[Data entries]
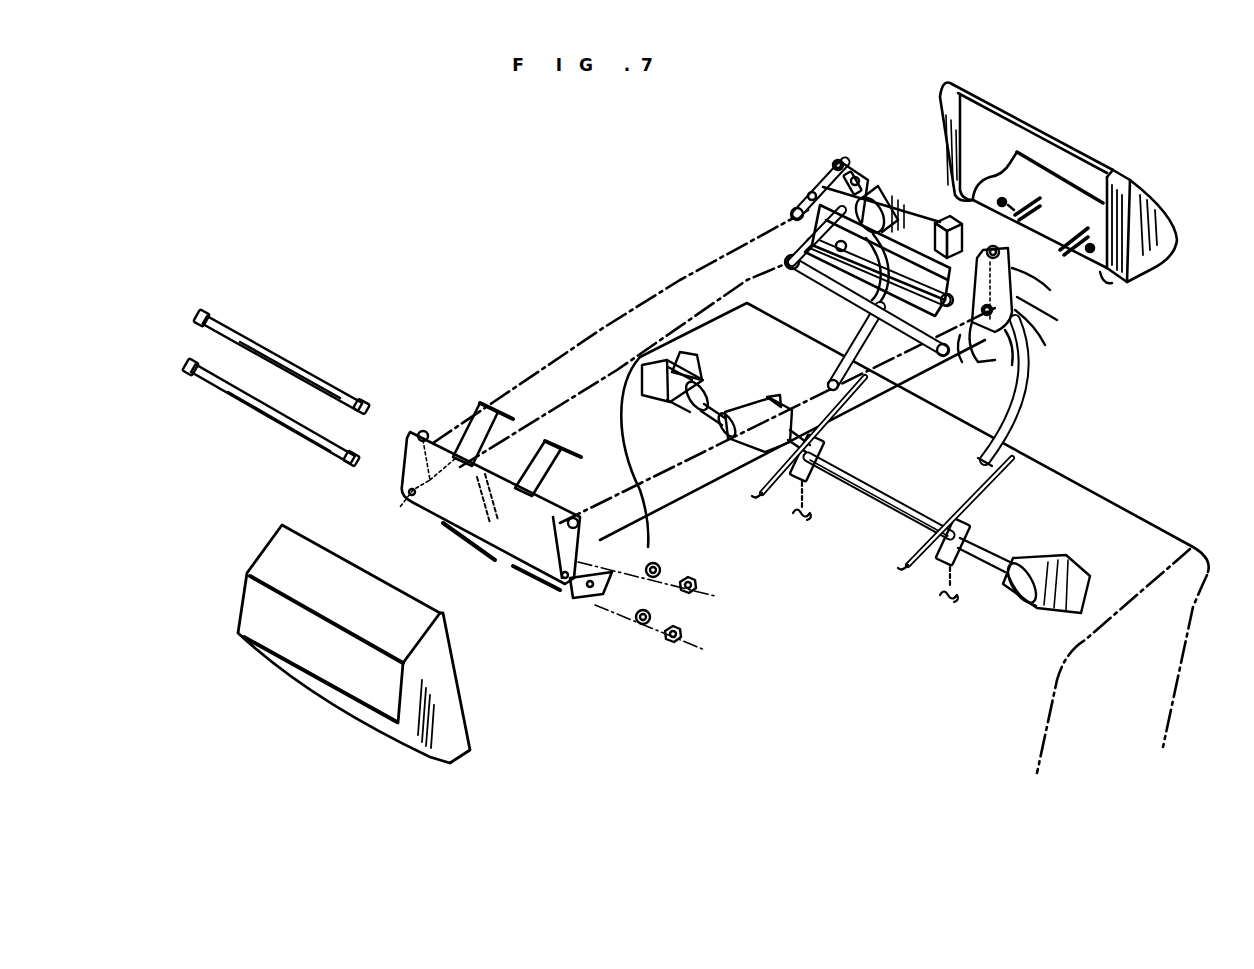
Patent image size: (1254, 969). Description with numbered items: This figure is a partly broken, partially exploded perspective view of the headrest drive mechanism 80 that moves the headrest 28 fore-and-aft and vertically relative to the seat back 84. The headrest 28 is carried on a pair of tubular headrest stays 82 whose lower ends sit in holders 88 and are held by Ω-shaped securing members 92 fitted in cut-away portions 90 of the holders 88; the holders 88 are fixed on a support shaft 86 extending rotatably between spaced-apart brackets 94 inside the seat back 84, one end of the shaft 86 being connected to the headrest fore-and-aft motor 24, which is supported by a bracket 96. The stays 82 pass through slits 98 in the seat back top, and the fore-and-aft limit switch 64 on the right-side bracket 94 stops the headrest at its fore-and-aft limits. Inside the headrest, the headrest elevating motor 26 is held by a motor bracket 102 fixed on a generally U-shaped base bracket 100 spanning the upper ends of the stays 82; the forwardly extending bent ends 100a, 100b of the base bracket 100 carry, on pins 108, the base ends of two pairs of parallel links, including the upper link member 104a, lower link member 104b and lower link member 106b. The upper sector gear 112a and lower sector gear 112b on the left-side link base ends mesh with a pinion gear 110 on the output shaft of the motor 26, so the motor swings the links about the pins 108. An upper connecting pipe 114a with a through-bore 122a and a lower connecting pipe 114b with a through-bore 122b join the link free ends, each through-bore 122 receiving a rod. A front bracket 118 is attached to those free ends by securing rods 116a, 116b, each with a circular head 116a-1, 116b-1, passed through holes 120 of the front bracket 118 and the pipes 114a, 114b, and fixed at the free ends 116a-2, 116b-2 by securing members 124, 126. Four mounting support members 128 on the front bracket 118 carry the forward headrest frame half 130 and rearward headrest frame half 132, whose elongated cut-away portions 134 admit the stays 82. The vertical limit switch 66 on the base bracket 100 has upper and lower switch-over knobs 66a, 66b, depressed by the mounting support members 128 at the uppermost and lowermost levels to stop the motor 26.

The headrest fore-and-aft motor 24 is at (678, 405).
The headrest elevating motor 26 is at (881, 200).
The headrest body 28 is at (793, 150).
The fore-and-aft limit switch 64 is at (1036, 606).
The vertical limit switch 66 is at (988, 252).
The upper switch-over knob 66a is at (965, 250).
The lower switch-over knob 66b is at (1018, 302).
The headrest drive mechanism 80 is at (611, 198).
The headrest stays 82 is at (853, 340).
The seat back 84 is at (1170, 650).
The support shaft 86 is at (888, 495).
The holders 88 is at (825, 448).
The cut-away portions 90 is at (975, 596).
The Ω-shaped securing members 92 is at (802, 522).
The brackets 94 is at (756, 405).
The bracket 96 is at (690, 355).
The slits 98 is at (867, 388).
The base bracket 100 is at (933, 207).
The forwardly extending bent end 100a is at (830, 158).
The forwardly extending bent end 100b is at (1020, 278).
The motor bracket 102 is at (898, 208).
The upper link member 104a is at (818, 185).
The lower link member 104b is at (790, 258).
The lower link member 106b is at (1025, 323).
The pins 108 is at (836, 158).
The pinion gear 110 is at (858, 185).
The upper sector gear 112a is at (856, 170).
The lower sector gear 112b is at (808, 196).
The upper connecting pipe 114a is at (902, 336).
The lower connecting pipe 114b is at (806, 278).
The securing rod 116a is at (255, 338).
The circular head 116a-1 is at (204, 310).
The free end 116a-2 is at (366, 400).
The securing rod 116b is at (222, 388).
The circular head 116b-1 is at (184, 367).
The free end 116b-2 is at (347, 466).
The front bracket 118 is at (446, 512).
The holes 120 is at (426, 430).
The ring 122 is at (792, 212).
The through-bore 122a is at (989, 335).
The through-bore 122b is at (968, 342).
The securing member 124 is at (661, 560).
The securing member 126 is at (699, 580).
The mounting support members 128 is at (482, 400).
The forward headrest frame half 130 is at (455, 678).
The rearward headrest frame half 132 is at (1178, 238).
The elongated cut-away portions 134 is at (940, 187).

==

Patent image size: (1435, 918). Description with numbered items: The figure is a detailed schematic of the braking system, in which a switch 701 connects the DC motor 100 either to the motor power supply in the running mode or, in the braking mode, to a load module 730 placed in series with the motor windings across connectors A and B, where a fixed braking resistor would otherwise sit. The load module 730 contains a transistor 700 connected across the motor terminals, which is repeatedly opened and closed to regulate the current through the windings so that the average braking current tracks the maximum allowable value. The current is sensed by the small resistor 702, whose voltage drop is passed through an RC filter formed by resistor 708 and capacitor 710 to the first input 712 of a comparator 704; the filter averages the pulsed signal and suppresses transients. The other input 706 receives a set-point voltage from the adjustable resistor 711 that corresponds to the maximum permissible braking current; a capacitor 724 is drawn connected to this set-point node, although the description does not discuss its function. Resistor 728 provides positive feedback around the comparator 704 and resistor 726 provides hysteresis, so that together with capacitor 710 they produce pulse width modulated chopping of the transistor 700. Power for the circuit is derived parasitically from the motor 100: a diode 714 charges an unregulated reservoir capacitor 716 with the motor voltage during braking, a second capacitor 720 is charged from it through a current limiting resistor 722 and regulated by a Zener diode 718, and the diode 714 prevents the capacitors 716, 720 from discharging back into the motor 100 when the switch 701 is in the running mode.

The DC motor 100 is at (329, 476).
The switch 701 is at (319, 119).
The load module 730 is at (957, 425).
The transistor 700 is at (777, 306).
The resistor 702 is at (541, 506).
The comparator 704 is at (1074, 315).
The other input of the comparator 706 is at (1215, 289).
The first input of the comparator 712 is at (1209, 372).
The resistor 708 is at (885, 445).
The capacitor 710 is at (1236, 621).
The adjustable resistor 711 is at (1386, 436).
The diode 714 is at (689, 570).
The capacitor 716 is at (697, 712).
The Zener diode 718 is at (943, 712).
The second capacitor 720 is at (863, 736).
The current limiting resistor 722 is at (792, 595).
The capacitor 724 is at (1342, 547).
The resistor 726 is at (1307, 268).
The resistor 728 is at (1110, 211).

### [What you have to do]
Render the listing above, from the line containing "Patent image size: (1435, 918)." to the line containing "The Zener diode 718 is at (943, 712).", as a JSON list of strings, one string per line, omitting blank lines.

### [Written response]
[
  "Patent image size: (1435, 918). Description with numbered items: The figure is a detailed schematic of the braking system, in which a switch 701 connects the DC motor 100 either to the motor power supply in the running mode or, in the braking mode, to a load module 730 placed in series with the motor windings across connectors A and B, where a fixed braking resistor would otherwise sit. The load module 730 contains a transistor 700 connected across the motor terminals, which is repeatedly opened and closed to regulate the current through the windings so that the average braking current tracks the maximum allowable value. The current is sensed by the small resistor 702, whose voltage drop is passed through an RC filter formed by resistor 708 and capacitor 710 to the first input 712 of a comparator 704; the filter averages the pulsed signal and suppresses transients. The other input 706 receives a set-point voltage from the adjustable resistor 711 that corresponds to the maximum permissible braking current; a capacitor 724 is drawn connected to this set-point node, although the description does not discuss its function. Resistor 728 provides positive feedback around the comparator 704 and resistor 726 provides hysteresis, so that together with capacitor 710 they produce pulse width modulated chopping of the transistor 700. Power for the circuit is derived parasitically from the motor 100: a diode 714 charges an unregulated reservoir capacitor 716 with the motor voltage during braking, a second capacitor 720 is charged from it through a current limiting resistor 722 and regulated by a Zener diode 718, and the diode 714 prevents the capacitors 716, 720 from discharging back into the motor 100 when the switch 701 is in the running mode.",
  "The DC motor 100 is at (329, 476).",
  "The switch 701 is at (319, 119).",
  "The load module 730 is at (957, 425).",
  "The transistor 700 is at (777, 306).",
  "The resistor 702 is at (541, 506).",
  "The comparator 704 is at (1074, 315).",
  "The other input of the comparator 706 is at (1215, 289).",
  "The first input of the comparator 712 is at (1209, 372).",
  "The resistor 708 is at (885, 445).",
  "The capacitor 710 is at (1236, 621).",
  "The adjustable resistor 711 is at (1386, 436).",
  "The diode 714 is at (689, 570).",
  "The capacitor 716 is at (697, 712).",
  "The Zener diode 718 is at (943, 712)."
]